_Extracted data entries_
-- BEGIN --
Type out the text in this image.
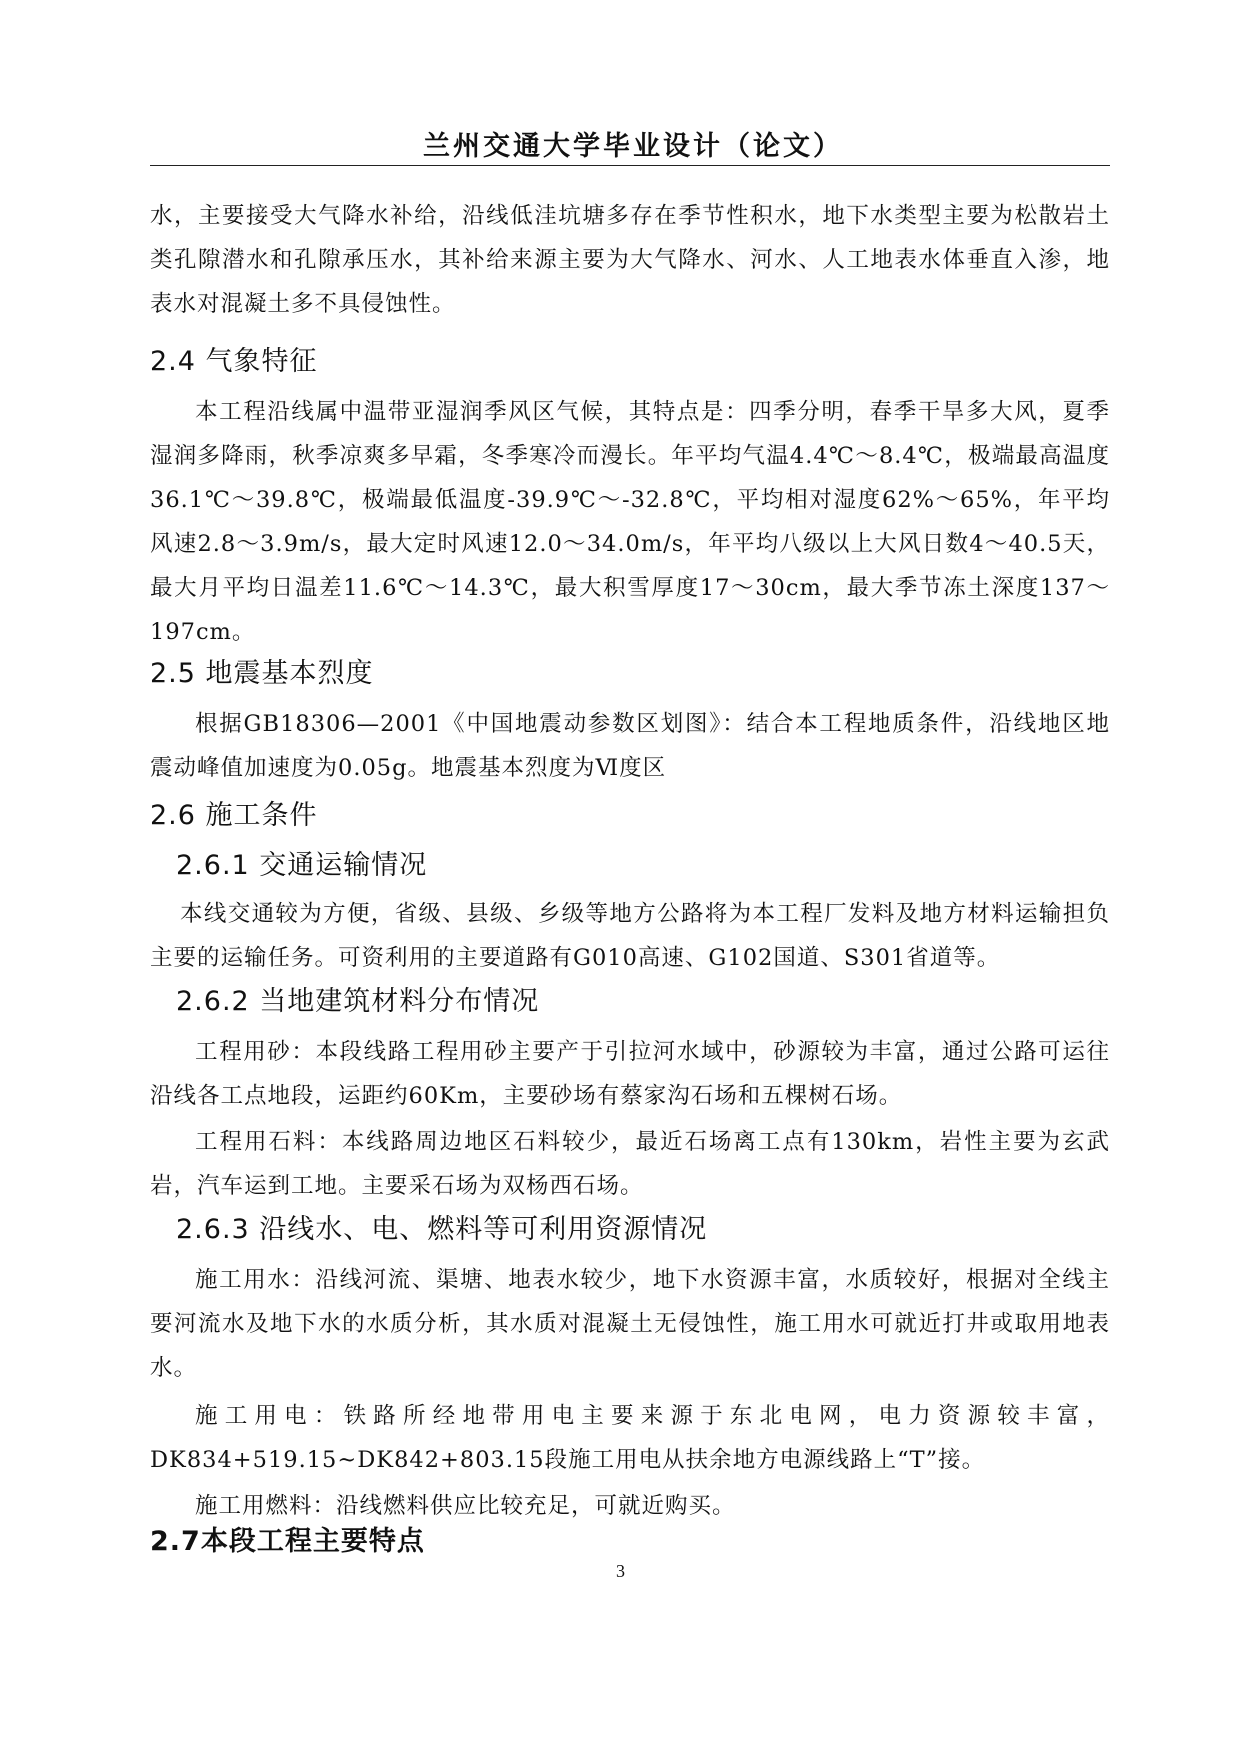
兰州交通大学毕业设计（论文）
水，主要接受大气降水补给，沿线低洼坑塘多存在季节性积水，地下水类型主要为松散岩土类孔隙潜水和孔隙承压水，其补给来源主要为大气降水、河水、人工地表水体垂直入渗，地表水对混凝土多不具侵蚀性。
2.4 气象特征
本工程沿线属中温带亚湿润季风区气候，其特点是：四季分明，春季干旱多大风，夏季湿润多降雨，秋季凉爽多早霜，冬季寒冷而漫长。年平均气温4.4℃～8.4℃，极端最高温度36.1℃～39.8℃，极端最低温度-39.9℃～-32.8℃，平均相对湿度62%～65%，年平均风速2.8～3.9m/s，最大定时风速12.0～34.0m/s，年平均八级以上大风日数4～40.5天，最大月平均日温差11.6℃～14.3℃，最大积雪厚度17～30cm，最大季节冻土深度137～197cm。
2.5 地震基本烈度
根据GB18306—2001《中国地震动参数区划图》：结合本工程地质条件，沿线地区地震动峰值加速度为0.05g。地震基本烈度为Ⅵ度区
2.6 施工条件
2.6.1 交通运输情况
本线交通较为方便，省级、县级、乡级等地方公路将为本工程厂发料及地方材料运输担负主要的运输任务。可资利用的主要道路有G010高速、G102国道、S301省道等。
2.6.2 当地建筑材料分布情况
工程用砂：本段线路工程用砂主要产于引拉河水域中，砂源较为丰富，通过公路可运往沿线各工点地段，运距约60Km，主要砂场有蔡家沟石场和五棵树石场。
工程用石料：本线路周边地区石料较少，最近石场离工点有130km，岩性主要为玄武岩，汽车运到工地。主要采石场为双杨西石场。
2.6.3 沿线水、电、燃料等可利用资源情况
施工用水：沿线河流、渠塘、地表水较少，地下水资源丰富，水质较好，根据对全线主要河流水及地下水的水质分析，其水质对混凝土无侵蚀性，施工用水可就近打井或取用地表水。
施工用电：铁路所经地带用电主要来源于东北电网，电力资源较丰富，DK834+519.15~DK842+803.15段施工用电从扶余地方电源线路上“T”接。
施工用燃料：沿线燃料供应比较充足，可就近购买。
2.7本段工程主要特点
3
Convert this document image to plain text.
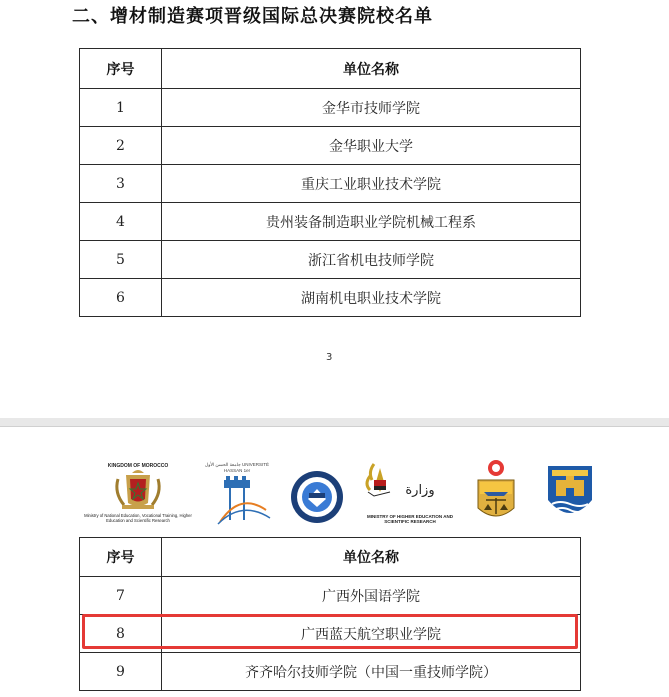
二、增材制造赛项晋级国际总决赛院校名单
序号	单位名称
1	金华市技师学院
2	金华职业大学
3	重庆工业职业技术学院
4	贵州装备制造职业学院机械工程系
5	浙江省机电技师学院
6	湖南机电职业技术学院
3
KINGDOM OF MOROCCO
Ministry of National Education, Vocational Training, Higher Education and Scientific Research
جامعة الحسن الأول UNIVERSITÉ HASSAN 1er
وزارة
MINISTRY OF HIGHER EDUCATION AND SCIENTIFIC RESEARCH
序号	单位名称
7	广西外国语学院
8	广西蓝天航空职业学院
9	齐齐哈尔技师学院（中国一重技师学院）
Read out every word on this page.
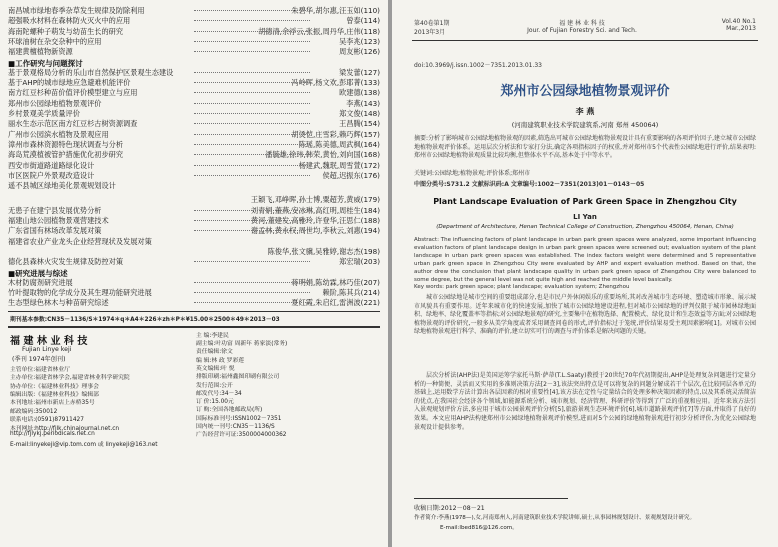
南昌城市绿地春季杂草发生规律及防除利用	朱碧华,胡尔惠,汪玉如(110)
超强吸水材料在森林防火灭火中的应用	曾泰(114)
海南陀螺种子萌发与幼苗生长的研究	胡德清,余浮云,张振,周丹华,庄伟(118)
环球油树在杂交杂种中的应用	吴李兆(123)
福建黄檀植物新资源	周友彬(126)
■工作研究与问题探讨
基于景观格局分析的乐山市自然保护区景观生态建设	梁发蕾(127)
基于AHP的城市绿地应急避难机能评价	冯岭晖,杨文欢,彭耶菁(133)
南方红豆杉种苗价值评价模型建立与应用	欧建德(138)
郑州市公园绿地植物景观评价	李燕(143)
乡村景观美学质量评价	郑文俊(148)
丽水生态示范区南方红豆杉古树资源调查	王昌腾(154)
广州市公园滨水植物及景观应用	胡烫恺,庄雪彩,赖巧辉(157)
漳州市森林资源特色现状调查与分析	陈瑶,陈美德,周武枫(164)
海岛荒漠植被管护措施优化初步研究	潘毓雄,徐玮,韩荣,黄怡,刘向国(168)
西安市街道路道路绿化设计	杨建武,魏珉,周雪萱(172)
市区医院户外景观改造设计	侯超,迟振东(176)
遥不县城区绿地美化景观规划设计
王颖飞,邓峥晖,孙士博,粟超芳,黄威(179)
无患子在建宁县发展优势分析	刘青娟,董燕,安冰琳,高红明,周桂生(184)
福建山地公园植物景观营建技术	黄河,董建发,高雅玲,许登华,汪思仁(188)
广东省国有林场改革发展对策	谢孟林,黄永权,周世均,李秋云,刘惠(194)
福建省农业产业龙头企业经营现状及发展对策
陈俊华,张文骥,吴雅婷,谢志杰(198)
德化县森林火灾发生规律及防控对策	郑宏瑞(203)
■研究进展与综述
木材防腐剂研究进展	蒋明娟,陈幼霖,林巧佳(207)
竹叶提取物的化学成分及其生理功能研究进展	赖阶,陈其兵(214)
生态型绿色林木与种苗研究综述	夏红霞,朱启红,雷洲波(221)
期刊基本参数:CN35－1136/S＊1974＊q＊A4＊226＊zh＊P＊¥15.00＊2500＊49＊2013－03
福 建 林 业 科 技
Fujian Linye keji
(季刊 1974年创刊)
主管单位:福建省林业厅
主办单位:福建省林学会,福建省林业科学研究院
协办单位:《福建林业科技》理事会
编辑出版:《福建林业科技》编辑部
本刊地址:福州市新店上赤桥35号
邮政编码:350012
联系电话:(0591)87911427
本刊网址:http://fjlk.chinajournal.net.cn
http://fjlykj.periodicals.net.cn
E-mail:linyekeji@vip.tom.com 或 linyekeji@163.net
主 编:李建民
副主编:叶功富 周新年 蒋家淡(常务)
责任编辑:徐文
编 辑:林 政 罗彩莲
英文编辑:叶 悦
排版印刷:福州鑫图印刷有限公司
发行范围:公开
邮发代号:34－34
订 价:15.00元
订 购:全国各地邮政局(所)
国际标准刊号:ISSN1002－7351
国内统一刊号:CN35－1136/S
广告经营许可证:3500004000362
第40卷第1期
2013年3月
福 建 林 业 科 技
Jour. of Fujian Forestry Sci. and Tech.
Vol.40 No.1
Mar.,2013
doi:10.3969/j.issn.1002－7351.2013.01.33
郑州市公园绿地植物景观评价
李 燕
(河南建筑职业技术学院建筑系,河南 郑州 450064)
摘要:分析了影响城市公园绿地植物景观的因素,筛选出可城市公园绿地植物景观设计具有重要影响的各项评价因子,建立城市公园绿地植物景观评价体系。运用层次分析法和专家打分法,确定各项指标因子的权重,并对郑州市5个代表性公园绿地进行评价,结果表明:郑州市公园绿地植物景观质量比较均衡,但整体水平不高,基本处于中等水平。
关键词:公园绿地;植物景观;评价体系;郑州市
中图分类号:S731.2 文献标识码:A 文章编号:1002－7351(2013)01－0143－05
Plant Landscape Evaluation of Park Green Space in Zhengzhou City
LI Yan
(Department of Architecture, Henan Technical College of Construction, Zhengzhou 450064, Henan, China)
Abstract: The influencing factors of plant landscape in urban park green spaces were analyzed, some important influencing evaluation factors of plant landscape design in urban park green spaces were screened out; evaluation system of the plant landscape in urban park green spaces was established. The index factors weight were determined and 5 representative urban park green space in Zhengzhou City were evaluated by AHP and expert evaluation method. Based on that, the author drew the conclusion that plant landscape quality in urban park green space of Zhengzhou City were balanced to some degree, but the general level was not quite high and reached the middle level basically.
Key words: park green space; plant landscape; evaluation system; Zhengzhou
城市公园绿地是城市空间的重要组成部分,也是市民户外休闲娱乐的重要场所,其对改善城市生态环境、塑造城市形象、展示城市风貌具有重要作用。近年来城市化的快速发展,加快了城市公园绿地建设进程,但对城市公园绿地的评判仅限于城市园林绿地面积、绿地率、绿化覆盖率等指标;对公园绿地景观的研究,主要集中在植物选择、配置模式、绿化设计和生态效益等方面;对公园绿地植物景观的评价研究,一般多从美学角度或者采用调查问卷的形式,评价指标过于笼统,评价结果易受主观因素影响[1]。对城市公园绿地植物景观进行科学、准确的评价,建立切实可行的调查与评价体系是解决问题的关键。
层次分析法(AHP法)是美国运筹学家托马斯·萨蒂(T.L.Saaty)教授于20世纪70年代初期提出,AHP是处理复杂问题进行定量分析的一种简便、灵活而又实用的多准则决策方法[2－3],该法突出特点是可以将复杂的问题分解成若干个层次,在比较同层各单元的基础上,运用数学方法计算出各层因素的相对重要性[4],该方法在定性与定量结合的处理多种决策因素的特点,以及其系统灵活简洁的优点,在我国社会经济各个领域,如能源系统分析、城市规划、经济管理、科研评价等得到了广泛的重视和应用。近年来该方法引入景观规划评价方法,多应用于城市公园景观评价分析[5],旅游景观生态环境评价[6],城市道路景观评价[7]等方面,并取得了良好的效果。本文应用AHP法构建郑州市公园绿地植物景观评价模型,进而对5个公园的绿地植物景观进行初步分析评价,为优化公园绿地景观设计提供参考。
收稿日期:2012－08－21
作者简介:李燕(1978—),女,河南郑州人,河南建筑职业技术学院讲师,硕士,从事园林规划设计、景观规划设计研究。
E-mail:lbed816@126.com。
-- END --
_Work required_
Give only the number of lines in the entries above that hold the string "image".

_Written response_
2